# START OF Dataset rows

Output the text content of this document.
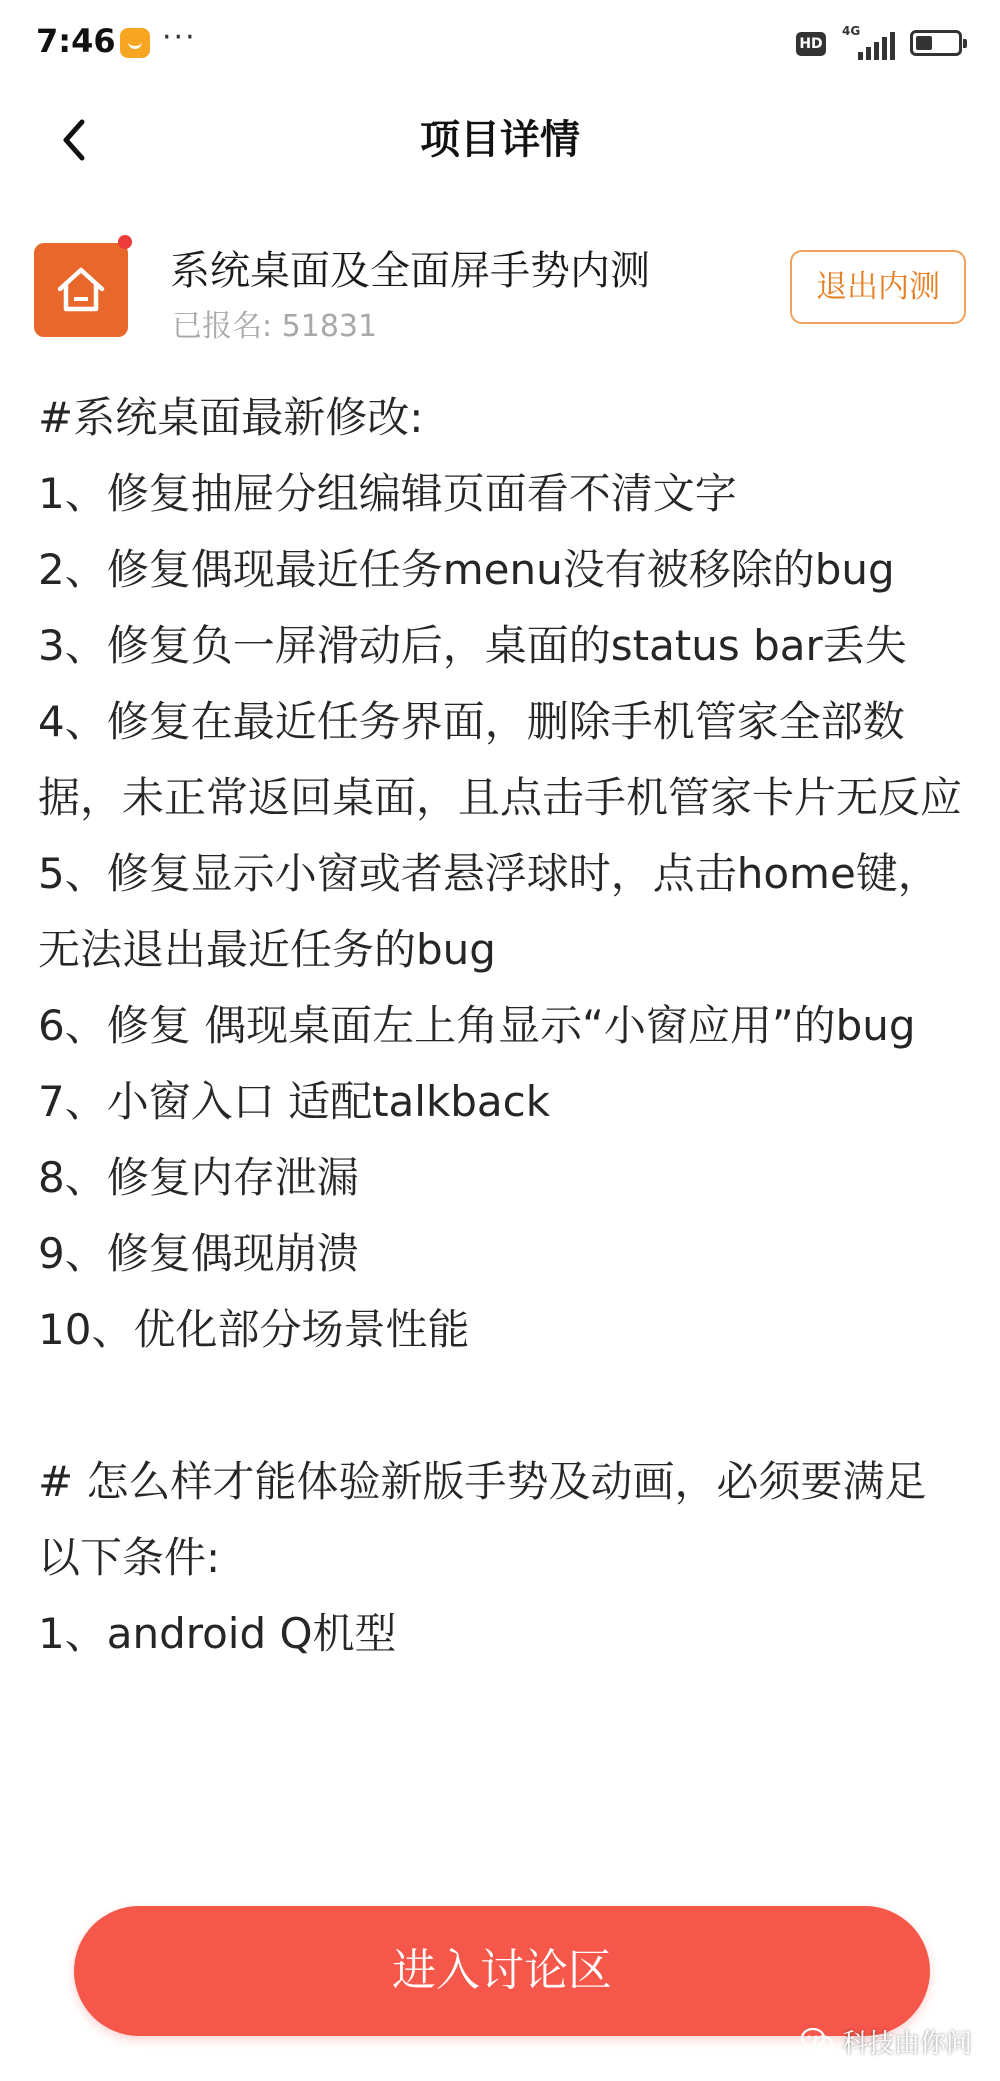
7:46 ···	HD
4G
项目详情
系统桌面及全面屏手势内测
已报名: 51831
退出内测
#系统桌面最新修改:
1、修复抽屉分组编辑页面看不清文字
2、修复偶现最近任务menu没有被移除的bug
3、修复负一屏滑动后，桌面的status bar丢失
4、修复在最近任务界面，删除手机管家全部数据，未正常返回桌面，且点击手机管家卡片无反应
5、修复显示小窗或者悬浮球时，点击home键，无法退出最近任务的bug
6、修复 偶现桌面左上角显示“小窗应用”的bug
7、小窗入口 适配talkback
8、修复内存泄漏
9、修复偶现崩溃
10、优化部分场景性能

# 怎么样才能体验新版手势及动画，必须要满足以下条件:
1、android Q机型
进入讨论区
科技由你问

# END OF Dataset rows

# What is expected:
Every line of the data above should be quoted exactly. Omit the pictures.

# Reply to the task:
Output the text content of this document.
7:46 ···	HD
4G
项目详情
系统桌面及全面屏手势内测
已报名: 51831
退出内测
#系统桌面最新修改:
1、修复抽屉分组编辑页面看不清文字
2、修复偶现最近任务menu没有被移除的bug
3、修复负一屏滑动后，桌面的status bar丢失
4、修复在最近任务界面，删除手机管家全部数据，未正常返回桌面，且点击手机管家卡片无反应
5、修复显示小窗或者悬浮球时，点击home键，无法退出最近任务的bug
6、修复 偶现桌面左上角显示“小窗应用”的bug
7、小窗入口 适配talkback
8、修复内存泄漏
9、修复偶现崩溃
10、优化部分场景性能

# 怎么样才能体验新版手势及动画，必须要满足以下条件:
1、android Q机型
进入讨论区
科技由你问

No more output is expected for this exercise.